DATASET:
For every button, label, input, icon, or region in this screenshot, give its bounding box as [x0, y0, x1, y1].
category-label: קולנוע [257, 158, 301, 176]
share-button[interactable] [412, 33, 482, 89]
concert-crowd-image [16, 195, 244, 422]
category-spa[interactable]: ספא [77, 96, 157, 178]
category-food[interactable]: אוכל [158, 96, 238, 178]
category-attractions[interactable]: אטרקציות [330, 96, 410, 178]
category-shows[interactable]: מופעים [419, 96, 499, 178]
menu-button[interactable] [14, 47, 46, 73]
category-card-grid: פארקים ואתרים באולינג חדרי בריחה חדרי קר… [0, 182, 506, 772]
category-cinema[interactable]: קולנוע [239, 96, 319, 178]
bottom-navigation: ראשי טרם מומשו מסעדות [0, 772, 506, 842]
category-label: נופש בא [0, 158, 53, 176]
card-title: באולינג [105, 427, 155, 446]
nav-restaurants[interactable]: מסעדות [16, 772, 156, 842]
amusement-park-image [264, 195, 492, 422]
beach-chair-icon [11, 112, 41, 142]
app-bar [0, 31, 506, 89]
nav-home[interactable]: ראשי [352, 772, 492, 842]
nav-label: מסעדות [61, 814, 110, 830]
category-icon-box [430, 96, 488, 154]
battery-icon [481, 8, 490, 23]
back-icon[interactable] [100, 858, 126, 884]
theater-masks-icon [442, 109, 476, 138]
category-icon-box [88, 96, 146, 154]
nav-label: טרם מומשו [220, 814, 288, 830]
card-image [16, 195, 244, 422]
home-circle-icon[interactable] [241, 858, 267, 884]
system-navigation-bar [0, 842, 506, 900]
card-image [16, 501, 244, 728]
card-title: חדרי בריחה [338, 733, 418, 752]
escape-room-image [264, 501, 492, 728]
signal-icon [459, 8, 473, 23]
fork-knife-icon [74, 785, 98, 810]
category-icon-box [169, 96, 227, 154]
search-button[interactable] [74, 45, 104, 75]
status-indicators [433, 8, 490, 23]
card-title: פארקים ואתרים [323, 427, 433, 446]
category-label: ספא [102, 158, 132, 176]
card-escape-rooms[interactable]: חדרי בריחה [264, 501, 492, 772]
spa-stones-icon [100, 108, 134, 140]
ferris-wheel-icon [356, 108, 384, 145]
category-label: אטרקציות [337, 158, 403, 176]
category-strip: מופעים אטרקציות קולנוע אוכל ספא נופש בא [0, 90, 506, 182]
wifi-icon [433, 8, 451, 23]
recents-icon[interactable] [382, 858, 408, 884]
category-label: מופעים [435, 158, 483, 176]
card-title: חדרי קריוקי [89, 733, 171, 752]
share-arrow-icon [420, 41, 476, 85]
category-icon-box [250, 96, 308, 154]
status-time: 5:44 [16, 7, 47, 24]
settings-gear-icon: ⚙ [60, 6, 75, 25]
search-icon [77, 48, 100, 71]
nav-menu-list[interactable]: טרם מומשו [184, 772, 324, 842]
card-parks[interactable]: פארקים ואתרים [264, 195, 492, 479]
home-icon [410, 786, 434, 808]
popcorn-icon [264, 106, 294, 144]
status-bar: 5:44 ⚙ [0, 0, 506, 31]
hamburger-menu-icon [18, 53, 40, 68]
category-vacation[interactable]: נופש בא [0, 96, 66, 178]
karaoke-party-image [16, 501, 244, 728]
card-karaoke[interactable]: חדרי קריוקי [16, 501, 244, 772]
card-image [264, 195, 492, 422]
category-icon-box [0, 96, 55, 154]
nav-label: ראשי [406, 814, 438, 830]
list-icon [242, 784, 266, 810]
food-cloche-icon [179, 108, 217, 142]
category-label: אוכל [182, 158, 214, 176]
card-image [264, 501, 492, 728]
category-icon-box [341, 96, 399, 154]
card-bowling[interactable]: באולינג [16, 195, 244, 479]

DIRECTIVE: Reproduce each line of the entries above verbatim.

RESULT OF THE EXERCISE:
For every button, label, input, icon, or region in this screenshot, give its bounding box as [x0, y0, x1, y1].
category-label: קולנוע [257, 158, 301, 176]
share-button[interactable] [412, 33, 482, 89]
concert-crowd-image [16, 195, 244, 422]
category-spa[interactable]: ספא [77, 96, 157, 178]
category-food[interactable]: אוכל [158, 96, 238, 178]
category-attractions[interactable]: אטרקציות [330, 96, 410, 178]
category-shows[interactable]: מופעים [419, 96, 499, 178]
menu-button[interactable] [14, 47, 46, 73]
category-card-grid: פארקים ואתרים באולינג חדרי בריחה חדרי קר… [0, 182, 506, 772]
category-cinema[interactable]: קולנוע [239, 96, 319, 178]
bottom-navigation: ראשי טרם מומשו מסעדות [0, 772, 506, 842]
category-label: נופש בא [0, 158, 53, 176]
card-title: באולינג [105, 427, 155, 446]
nav-restaurants[interactable]: מסעדות [16, 772, 156, 842]
amusement-park-image [264, 195, 492, 422]
beach-chair-icon [11, 112, 41, 142]
app-bar [0, 31, 506, 89]
nav-home[interactable]: ראשי [352, 772, 492, 842]
nav-label: מסעדות [61, 814, 110, 830]
category-icon-box [430, 96, 488, 154]
battery-icon [481, 8, 490, 23]
back-icon[interactable] [100, 858, 126, 884]
theater-masks-icon [442, 109, 476, 138]
category-icon-box [88, 96, 146, 154]
nav-label: טרם מומשו [220, 814, 288, 830]
card-image [16, 195, 244, 422]
home-circle-icon[interactable] [241, 858, 267, 884]
system-navigation-bar [0, 842, 506, 900]
card-image [16, 501, 244, 728]
card-title: חדרי בריחה [338, 733, 418, 752]
escape-room-image [264, 501, 492, 728]
signal-icon [459, 8, 473, 23]
fork-knife-icon [74, 785, 98, 810]
category-icon-box [169, 96, 227, 154]
search-button[interactable] [74, 45, 104, 75]
status-indicators [433, 8, 490, 23]
card-title: פארקים ואתרים [323, 427, 433, 446]
category-label: ספא [102, 158, 132, 176]
card-escape-rooms[interactable]: חדרי בריחה [264, 501, 492, 772]
spa-stones-icon [100, 108, 134, 140]
ferris-wheel-icon [356, 108, 384, 145]
category-label: אטרקציות [337, 158, 403, 176]
category-strip: מופעים אטרקציות קולנוע אוכל ספא נופש בא [0, 90, 506, 182]
wifi-icon [433, 8, 451, 23]
recents-icon[interactable] [382, 858, 408, 884]
category-label: מופעים [435, 158, 483, 176]
card-title: חדרי קריוקי [89, 733, 171, 752]
share-arrow-icon [420, 41, 476, 85]
category-icon-box [250, 96, 308, 154]
status-time: 5:44 [16, 7, 47, 24]
settings-gear-icon: ⚙ [60, 6, 75, 25]
search-icon [77, 48, 100, 71]
nav-menu-list[interactable]: טרם מומשו [184, 772, 324, 842]
card-parks[interactable]: פארקים ואתרים [264, 195, 492, 479]
home-icon [410, 786, 434, 808]
popcorn-icon [264, 106, 294, 144]
status-bar: 5:44 ⚙ [0, 0, 506, 31]
hamburger-menu-icon [18, 53, 40, 68]
category-vacation[interactable]: נופש בא [0, 96, 66, 178]
karaoke-party-image [16, 501, 244, 728]
card-karaoke[interactable]: חדרי קריוקי [16, 501, 244, 772]
card-image [264, 195, 492, 422]
category-icon-box [0, 96, 55, 154]
nav-label: ראשי [406, 814, 438, 830]
list-icon [242, 784, 266, 810]
food-cloche-icon [179, 108, 217, 142]
category-label: אוכל [182, 158, 214, 176]
card-image [264, 501, 492, 728]
category-icon-box [341, 96, 399, 154]
card-bowling[interactable]: באולינג [16, 195, 244, 479]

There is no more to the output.